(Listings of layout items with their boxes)
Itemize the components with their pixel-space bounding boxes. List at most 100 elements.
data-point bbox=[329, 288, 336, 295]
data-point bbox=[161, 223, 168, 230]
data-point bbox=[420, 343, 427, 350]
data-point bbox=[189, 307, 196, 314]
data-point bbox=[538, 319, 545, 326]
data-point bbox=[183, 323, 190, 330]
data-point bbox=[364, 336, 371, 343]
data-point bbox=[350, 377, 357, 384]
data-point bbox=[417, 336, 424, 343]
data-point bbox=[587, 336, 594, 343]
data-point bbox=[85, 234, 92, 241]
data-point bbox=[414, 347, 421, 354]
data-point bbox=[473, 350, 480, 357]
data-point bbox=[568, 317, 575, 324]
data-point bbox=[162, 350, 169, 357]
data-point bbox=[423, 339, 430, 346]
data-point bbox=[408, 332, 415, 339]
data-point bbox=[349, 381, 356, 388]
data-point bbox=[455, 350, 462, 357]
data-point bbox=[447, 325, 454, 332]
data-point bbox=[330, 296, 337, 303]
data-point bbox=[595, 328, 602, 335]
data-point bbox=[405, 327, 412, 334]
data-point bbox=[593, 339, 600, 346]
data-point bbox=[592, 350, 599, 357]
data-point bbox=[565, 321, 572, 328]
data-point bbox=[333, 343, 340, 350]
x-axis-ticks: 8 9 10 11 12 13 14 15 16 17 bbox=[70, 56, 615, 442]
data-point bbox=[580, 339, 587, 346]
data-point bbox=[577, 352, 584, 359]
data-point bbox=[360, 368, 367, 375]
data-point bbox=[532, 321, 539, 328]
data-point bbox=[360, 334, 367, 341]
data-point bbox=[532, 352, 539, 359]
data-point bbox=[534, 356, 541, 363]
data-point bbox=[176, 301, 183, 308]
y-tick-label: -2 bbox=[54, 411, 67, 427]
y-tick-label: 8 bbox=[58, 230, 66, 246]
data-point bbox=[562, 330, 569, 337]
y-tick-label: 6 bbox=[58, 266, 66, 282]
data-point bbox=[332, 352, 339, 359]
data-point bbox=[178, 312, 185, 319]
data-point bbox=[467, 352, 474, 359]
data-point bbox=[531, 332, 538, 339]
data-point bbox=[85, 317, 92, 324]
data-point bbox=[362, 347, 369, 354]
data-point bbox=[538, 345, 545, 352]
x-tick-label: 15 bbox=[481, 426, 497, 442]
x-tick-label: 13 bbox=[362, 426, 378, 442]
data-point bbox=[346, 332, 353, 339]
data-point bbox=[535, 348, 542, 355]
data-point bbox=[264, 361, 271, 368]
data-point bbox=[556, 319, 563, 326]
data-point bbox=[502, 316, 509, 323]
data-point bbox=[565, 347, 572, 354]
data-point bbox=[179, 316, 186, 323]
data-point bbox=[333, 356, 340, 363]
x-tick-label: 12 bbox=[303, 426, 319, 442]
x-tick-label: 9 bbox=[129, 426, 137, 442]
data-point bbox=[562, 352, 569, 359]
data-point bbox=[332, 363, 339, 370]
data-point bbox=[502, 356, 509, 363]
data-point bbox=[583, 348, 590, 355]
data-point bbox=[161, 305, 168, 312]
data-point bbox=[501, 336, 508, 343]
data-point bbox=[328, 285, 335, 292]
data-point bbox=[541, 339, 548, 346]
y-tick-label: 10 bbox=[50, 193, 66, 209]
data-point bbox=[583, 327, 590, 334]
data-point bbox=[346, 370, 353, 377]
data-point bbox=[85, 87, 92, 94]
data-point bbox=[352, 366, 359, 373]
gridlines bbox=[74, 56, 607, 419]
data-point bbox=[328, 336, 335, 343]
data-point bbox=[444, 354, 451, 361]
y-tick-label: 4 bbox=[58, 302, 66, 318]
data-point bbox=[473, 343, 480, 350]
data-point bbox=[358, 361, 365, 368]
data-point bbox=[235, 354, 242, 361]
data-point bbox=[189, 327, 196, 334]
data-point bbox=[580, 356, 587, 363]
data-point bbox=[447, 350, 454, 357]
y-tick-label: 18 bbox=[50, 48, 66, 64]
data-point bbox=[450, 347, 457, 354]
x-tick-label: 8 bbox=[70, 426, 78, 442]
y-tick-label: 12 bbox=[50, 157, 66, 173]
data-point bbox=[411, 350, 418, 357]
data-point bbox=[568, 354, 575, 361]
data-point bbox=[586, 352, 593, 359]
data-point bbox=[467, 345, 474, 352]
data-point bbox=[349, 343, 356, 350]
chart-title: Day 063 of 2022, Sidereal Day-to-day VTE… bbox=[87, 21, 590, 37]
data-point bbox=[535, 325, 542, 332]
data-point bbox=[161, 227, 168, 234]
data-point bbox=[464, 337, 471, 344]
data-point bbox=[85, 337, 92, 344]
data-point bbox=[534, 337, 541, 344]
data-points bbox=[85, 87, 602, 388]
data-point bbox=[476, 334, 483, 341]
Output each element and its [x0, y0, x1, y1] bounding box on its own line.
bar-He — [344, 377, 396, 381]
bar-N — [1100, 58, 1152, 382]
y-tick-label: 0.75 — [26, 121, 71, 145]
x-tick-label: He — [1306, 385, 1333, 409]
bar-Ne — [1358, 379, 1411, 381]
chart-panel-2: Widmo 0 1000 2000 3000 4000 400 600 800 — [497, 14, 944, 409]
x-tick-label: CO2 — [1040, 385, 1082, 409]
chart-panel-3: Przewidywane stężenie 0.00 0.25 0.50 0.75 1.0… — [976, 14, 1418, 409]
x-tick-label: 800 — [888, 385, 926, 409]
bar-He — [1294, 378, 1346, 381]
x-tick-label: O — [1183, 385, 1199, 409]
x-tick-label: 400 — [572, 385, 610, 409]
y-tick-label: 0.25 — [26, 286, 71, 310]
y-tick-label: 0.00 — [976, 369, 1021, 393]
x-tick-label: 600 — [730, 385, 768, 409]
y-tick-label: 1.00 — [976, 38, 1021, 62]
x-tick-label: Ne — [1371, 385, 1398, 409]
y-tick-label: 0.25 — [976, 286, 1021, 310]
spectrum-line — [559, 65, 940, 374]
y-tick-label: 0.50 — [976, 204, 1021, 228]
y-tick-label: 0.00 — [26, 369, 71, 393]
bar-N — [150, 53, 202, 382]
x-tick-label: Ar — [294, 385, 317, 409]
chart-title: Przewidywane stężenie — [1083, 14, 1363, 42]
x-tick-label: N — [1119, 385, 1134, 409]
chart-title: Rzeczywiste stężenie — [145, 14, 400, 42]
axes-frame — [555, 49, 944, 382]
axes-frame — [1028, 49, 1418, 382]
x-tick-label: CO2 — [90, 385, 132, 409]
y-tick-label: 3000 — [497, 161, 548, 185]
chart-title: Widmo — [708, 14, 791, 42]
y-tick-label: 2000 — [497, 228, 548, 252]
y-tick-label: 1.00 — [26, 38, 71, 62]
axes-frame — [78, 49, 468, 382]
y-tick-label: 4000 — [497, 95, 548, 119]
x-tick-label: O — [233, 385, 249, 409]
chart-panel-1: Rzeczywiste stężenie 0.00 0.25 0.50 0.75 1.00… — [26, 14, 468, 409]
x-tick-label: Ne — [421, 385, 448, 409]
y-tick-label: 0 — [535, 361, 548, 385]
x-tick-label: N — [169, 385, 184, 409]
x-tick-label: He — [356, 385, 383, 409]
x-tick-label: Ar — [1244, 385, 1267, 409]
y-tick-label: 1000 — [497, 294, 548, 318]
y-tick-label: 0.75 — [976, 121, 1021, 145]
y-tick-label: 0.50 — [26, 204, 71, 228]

* Written task: How many lines in the data above contain the string "panel", matching case exactly? Reply with the number alone.

* Solved problem: 3